___ Supplied material ___

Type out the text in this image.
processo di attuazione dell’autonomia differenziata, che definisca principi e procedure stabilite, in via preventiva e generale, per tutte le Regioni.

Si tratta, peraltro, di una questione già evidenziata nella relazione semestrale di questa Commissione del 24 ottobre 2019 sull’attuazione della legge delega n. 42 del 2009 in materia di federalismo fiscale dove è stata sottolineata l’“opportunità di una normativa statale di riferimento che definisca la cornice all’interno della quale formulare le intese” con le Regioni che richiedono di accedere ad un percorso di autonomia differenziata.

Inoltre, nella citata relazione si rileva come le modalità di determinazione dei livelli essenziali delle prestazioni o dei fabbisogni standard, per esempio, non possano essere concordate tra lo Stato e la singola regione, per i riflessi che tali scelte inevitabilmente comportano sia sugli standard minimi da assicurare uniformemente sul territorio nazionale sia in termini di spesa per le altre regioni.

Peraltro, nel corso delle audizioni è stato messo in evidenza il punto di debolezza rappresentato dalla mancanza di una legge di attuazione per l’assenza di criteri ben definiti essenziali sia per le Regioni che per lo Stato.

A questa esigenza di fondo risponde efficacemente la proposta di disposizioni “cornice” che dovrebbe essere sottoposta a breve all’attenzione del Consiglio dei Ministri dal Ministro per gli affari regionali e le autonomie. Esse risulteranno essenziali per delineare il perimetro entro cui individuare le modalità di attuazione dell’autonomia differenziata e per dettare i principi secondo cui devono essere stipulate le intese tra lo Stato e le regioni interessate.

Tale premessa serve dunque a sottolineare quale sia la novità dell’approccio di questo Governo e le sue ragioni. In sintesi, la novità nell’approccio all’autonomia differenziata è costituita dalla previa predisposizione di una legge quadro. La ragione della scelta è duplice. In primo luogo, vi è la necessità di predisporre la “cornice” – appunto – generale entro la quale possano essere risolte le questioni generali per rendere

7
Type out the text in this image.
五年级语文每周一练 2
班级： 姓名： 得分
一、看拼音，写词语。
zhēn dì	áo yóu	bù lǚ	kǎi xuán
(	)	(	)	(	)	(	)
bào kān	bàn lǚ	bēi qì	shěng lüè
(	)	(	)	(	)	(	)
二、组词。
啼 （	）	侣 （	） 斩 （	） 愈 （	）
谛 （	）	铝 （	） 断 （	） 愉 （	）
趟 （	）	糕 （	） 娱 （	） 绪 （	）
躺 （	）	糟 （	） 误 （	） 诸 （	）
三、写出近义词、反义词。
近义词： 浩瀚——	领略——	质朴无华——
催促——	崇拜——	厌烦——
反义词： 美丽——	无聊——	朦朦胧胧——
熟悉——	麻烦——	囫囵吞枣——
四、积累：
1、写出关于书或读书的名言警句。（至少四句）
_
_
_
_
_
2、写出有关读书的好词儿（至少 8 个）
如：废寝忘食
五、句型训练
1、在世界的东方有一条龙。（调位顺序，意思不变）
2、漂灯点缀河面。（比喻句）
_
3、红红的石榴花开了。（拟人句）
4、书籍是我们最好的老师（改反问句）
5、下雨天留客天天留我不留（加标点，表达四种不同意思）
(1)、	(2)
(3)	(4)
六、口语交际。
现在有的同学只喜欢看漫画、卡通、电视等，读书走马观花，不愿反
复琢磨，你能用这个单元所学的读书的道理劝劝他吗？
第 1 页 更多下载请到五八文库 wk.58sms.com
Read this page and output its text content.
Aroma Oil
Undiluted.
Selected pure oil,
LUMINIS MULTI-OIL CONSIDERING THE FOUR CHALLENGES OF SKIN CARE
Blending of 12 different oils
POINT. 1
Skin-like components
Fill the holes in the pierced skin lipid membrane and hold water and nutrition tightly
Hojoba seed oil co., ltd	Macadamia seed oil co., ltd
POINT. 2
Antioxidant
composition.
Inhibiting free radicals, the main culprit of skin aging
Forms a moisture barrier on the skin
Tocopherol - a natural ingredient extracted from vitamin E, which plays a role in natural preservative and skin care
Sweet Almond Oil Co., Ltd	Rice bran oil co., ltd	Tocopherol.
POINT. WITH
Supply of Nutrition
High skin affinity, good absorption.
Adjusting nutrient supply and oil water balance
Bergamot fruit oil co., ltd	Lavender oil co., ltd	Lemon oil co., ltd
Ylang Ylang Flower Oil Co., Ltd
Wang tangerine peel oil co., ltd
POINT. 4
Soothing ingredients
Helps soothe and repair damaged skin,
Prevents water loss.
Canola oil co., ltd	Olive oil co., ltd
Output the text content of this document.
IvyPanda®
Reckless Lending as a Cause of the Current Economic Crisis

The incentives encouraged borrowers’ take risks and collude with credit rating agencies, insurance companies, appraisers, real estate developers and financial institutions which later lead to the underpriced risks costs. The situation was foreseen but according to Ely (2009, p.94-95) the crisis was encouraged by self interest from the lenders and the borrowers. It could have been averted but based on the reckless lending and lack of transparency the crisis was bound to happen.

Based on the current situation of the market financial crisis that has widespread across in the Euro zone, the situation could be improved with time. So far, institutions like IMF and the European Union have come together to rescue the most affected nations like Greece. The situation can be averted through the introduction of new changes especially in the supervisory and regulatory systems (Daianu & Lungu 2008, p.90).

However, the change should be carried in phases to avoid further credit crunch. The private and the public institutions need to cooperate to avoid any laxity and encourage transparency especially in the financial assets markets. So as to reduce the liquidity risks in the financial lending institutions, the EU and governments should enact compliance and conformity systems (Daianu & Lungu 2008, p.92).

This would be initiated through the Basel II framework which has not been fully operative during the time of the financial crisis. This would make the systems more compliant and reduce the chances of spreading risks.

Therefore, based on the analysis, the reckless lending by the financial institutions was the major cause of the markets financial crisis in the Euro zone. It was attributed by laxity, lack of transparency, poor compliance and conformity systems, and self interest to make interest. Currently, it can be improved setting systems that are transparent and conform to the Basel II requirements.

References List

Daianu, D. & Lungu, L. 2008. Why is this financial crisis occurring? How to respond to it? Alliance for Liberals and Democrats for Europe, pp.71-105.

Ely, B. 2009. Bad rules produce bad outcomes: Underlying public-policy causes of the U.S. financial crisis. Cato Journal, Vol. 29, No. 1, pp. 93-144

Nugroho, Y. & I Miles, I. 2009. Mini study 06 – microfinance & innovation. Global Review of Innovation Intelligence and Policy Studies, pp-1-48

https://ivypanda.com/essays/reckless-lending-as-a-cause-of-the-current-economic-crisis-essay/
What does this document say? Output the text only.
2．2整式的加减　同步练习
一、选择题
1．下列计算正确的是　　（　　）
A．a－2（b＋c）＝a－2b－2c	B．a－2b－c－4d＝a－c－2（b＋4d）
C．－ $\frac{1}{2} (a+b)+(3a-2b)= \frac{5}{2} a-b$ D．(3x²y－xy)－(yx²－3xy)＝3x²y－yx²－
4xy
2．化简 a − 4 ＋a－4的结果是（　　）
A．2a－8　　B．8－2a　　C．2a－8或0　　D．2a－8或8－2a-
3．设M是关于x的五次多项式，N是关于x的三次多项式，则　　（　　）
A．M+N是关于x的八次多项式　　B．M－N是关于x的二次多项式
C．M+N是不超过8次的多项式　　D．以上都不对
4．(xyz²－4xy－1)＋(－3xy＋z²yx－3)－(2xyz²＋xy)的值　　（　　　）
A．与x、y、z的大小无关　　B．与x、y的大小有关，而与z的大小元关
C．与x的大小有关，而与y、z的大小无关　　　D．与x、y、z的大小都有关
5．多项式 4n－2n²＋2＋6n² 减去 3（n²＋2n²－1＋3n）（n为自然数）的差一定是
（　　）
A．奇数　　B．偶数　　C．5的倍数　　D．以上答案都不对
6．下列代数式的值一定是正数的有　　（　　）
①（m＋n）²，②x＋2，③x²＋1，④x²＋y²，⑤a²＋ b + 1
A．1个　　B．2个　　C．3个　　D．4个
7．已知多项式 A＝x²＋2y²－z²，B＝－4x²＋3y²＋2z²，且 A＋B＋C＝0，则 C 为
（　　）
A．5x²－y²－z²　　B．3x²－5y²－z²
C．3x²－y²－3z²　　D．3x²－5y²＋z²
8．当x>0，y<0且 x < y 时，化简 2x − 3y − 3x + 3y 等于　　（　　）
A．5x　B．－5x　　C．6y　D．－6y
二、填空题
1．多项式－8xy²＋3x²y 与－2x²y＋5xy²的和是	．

___

_Task prompt_.
Copy each line of the listing that contains the string "document".

_Expected output_.
Output the text content of this document.
What does this document say? Output the text only.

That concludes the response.